5. DIFFICULTIES OF PUBLIC SECTOR IN MANAGING CROSS-BORDER ASSET RECOVERY PROCEEDINGS

Dr. Andrew Witts starts by saying that the Courts in Brazil have materially developed in the last twenty years, being perceived internationally as a reliable and effective jurisdiction. Dr. Witts agrees with Dr. Forssell’s comments in regard to Brazil being a leading jurisdiction worldwide. Dr. Witts states that the Brazilian Judiciary has been in a development path even before the UNCITRAL Model Law was adopted. Gives the example that UK Courts have a good view of proceedings that are brought on by trustees coming from Brazil and have an assumption that Brazilian Courts are well instructed when authorizing said proceedings to be brought on.

Dr. Witts focuses on one example, which is the Maluf-case, in which the Municipality of São Paulo tried to recover assets that had been internationally evaded by means of fraud. Dr. Witts congratulates the City of São Paulo, because of the difficulties in which the Public Sector has when undertaking a project of this nature, including of expenditures and mandatory disclosures to the public. The Maluf-case is an example of a successful proceeding in which analysis of the control structures (as mentioned by Dr. Hellard) were crucial to identifying where to take control of the asset back. And, once control is taken back, how to effectively repatriate the assets.

6. QUESTIONS

How long from the day you file a discovery do you have access to the full documentation you are trying to obtain?

Dr. Miller: At the beginning of discovery, it is relevant to identify who holds the information we want. If an impartial institution (banks, for example), the response usually is between 30 to 60 days. On average, two to three months should be sufficient, but if a legal issue arises and there is the need for a hearing, it would tend to take longer.

------

--- STATED PROBLEM ---
Quote the asset recovery notes word for word, starting with "How long from" and going on through "to take longer.".

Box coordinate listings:

------

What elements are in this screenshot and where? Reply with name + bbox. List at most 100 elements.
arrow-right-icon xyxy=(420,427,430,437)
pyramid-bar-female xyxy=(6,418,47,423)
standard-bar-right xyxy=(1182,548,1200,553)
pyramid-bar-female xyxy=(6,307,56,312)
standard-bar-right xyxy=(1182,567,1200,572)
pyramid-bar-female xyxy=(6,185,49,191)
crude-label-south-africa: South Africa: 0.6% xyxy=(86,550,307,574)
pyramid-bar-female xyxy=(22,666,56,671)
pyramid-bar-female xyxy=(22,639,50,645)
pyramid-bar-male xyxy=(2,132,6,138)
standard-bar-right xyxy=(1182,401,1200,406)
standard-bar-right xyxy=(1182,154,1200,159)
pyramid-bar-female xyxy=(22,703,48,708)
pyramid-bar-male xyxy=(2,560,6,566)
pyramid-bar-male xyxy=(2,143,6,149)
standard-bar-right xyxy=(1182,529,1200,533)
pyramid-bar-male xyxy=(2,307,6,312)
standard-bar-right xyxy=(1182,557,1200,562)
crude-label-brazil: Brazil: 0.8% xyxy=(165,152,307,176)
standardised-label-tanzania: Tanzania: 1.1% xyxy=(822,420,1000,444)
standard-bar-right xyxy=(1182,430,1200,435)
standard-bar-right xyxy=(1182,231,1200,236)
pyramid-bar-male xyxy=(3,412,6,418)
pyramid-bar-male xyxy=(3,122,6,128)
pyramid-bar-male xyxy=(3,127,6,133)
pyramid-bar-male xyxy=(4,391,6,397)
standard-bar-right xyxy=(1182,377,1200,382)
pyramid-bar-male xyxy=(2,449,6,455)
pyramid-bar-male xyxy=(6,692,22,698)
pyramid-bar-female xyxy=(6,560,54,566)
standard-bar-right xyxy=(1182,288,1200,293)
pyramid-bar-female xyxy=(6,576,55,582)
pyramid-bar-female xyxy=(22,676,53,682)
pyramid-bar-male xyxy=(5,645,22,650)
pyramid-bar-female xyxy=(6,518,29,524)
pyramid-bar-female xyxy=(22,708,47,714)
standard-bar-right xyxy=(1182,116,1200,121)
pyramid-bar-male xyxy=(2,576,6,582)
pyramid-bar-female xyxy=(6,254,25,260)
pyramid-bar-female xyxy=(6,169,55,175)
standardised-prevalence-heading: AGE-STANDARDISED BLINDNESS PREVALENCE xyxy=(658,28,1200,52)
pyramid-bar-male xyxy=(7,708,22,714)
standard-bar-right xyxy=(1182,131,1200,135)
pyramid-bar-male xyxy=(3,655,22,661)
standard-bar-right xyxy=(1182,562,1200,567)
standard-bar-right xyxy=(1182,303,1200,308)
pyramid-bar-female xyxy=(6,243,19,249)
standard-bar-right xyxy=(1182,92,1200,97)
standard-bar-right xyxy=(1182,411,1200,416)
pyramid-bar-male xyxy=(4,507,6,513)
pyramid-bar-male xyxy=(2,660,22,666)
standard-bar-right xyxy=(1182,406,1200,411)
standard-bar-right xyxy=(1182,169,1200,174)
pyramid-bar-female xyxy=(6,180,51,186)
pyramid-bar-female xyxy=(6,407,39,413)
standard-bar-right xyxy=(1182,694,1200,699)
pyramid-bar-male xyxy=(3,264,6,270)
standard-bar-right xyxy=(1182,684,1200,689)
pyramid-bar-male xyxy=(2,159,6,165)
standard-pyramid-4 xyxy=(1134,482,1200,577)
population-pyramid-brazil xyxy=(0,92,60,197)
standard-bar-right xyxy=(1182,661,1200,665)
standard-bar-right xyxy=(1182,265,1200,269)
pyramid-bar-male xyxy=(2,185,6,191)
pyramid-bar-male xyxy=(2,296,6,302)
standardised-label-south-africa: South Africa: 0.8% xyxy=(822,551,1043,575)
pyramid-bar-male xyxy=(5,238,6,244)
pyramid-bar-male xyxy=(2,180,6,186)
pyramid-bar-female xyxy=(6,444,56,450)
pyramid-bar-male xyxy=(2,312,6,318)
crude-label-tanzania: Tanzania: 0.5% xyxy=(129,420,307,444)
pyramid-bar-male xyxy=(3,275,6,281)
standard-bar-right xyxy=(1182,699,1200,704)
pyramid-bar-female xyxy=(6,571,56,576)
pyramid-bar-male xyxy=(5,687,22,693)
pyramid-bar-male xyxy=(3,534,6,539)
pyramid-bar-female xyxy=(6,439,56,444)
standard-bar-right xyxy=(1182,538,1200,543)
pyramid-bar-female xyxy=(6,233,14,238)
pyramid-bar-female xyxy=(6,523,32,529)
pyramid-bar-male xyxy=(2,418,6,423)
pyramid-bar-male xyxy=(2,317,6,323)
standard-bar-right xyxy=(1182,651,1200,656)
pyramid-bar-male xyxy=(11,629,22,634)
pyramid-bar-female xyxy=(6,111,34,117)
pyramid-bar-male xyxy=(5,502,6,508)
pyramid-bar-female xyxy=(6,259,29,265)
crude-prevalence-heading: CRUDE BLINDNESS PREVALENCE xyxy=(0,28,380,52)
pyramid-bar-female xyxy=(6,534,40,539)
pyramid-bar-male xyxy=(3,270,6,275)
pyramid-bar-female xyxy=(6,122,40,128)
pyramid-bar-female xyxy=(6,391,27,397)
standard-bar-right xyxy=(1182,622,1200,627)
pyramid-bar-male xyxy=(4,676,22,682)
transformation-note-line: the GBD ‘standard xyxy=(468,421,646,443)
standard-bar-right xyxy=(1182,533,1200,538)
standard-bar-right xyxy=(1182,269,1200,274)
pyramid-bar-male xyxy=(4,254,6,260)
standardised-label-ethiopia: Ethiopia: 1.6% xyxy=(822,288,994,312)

------

--- SOLUTION TO THE EXERCISE ---
How long from the day you file a discovery do you have access to the full documentation you are trying to obtain?

Dr. Miller: At the beginning of discovery, it is relevant to identify who holds the information we want. If an impartial institution (banks, for example), the response usually is between 30 to 60 days. On average, two to three months should be sufficient, but if a legal issue arises and there is the need for a hearing, it would tend to take longer.